======== The input ========

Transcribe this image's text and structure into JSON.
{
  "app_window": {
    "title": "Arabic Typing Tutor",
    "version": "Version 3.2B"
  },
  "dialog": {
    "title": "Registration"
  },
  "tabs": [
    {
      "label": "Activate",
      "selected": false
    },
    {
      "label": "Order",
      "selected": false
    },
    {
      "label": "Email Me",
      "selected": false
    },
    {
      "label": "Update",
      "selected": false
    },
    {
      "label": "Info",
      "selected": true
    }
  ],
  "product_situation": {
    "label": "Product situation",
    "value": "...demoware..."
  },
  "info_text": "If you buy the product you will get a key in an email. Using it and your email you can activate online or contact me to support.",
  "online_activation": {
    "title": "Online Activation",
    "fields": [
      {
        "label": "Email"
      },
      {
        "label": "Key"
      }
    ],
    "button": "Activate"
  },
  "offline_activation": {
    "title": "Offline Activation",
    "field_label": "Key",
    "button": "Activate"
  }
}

========
======== The input ========

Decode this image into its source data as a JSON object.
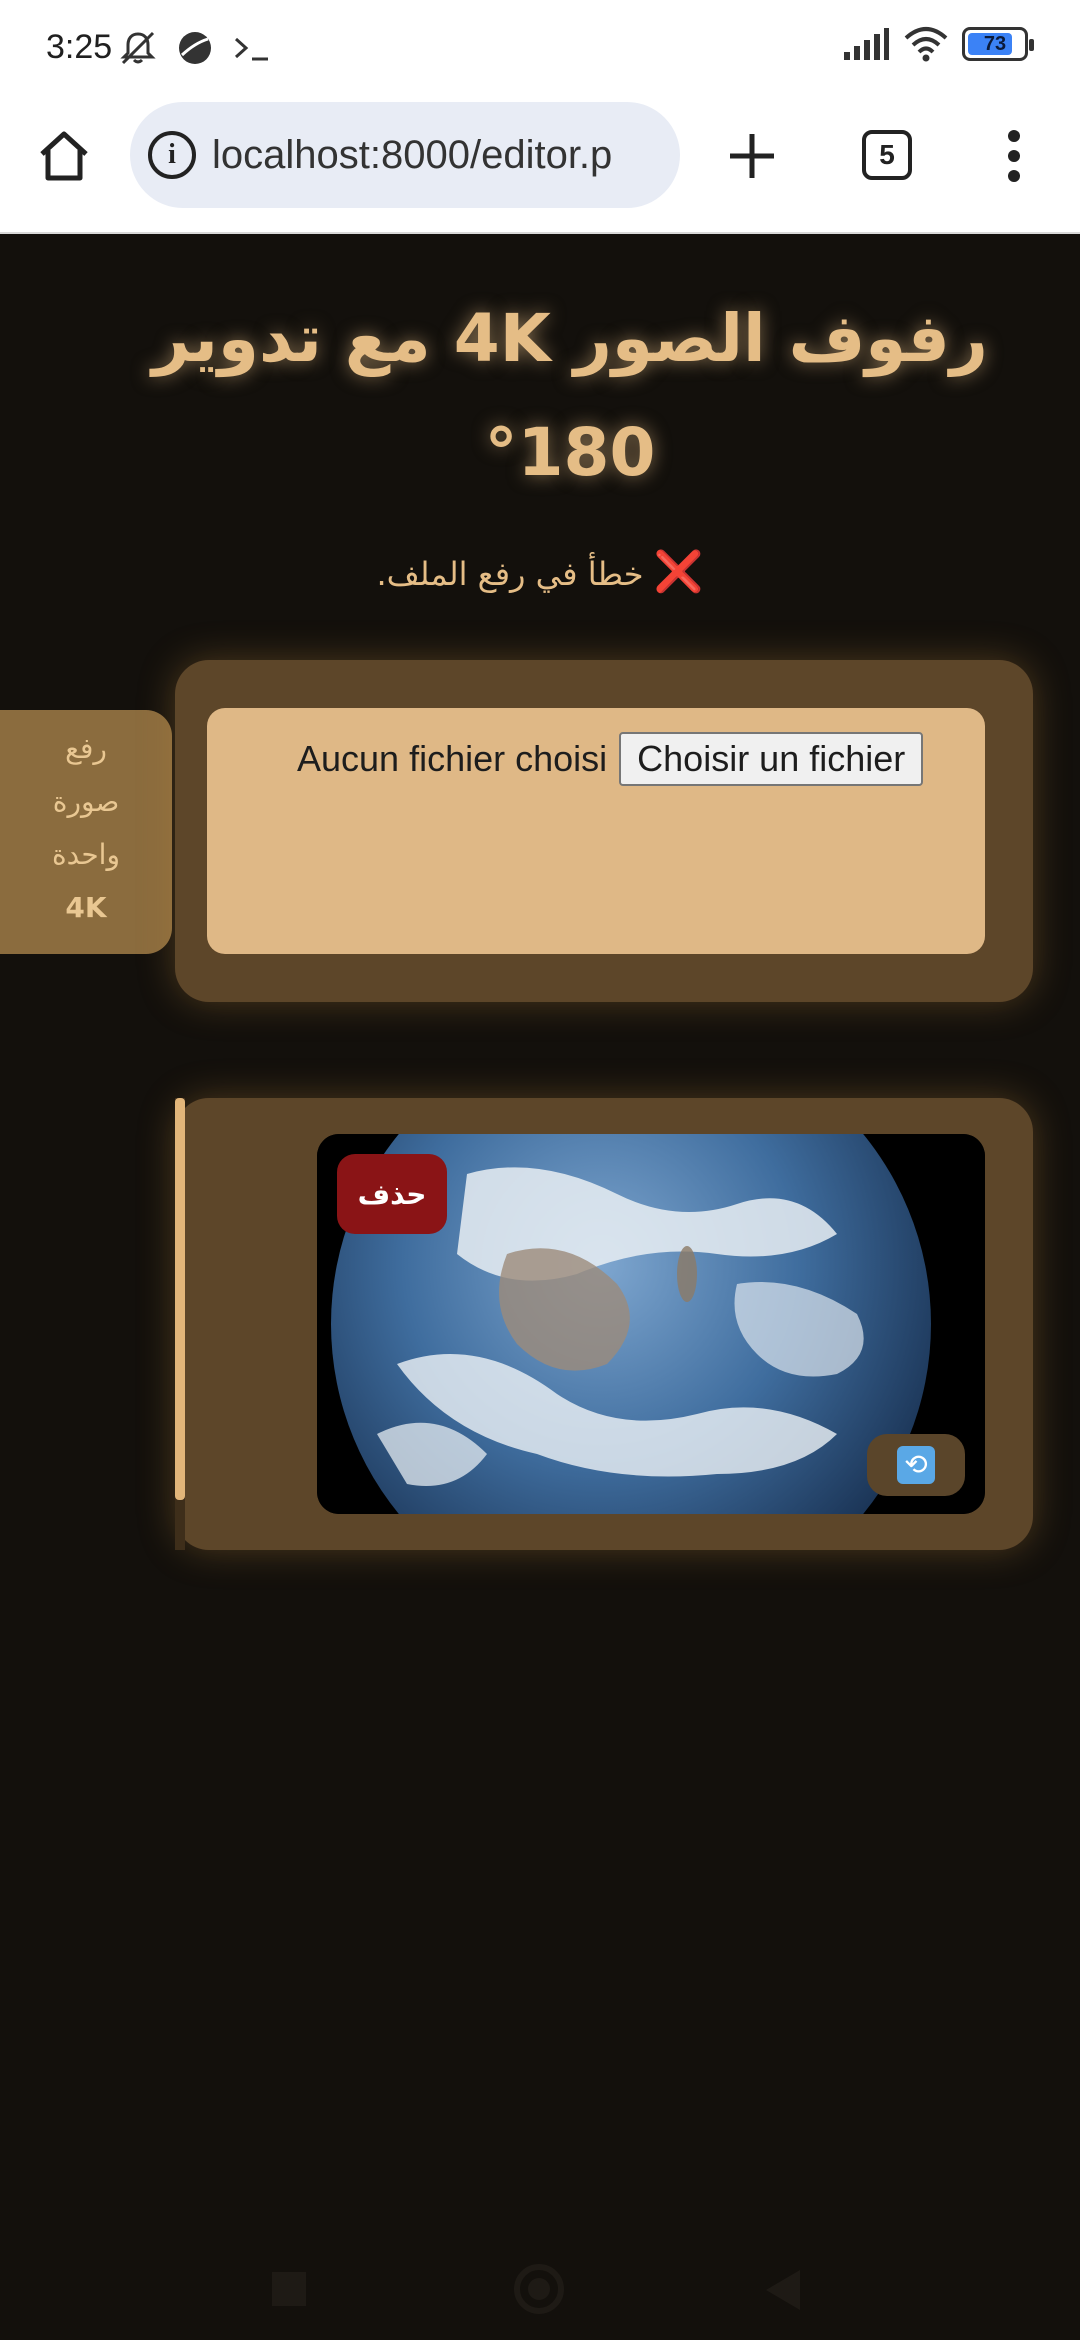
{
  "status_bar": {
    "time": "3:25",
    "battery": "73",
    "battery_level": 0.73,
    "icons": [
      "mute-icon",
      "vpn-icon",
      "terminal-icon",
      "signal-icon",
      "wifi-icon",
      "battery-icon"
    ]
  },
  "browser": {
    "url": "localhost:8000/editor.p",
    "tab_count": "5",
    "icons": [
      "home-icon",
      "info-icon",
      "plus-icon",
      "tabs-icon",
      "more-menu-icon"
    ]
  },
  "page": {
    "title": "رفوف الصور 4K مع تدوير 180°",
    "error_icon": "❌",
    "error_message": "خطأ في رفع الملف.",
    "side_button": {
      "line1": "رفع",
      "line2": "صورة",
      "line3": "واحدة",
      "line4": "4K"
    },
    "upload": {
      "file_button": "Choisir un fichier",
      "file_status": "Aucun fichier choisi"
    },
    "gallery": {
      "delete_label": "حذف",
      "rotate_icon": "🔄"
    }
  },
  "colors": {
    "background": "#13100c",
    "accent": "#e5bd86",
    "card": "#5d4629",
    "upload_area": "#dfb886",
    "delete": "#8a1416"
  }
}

========
======== The input ========

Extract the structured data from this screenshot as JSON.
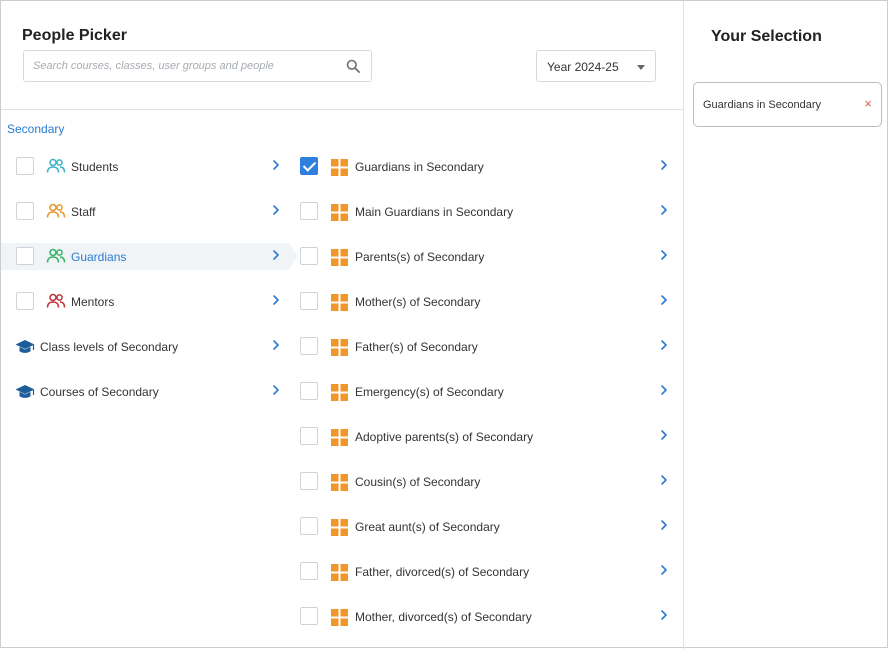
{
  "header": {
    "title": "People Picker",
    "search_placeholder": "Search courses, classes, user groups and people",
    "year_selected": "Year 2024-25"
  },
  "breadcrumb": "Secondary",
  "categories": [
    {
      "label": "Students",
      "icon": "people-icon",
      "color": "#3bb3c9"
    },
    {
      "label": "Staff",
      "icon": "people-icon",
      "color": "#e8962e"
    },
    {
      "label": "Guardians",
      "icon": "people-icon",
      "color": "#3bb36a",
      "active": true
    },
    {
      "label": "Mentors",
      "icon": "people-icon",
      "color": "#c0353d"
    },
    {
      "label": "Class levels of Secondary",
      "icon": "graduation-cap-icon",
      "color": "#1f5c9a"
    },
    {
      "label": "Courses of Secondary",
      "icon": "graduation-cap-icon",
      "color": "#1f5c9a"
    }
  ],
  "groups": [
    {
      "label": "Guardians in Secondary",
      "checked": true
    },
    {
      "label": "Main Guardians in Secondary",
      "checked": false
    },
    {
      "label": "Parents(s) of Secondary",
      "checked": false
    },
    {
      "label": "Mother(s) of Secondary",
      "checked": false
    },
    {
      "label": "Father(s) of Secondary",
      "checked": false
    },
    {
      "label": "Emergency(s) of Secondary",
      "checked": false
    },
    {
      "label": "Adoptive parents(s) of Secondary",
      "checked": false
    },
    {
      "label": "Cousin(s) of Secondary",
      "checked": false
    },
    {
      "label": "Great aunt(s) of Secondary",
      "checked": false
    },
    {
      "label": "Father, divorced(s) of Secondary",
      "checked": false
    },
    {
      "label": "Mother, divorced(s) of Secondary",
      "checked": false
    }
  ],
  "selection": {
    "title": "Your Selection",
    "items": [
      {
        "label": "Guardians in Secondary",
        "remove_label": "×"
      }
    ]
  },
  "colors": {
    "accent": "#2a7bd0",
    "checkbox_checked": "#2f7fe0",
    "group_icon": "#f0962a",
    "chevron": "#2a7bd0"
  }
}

========

** What you need to do **
The word "title" may occur in lines of the records. Report how many such lines there are, giving only the number.

** Complete output **
7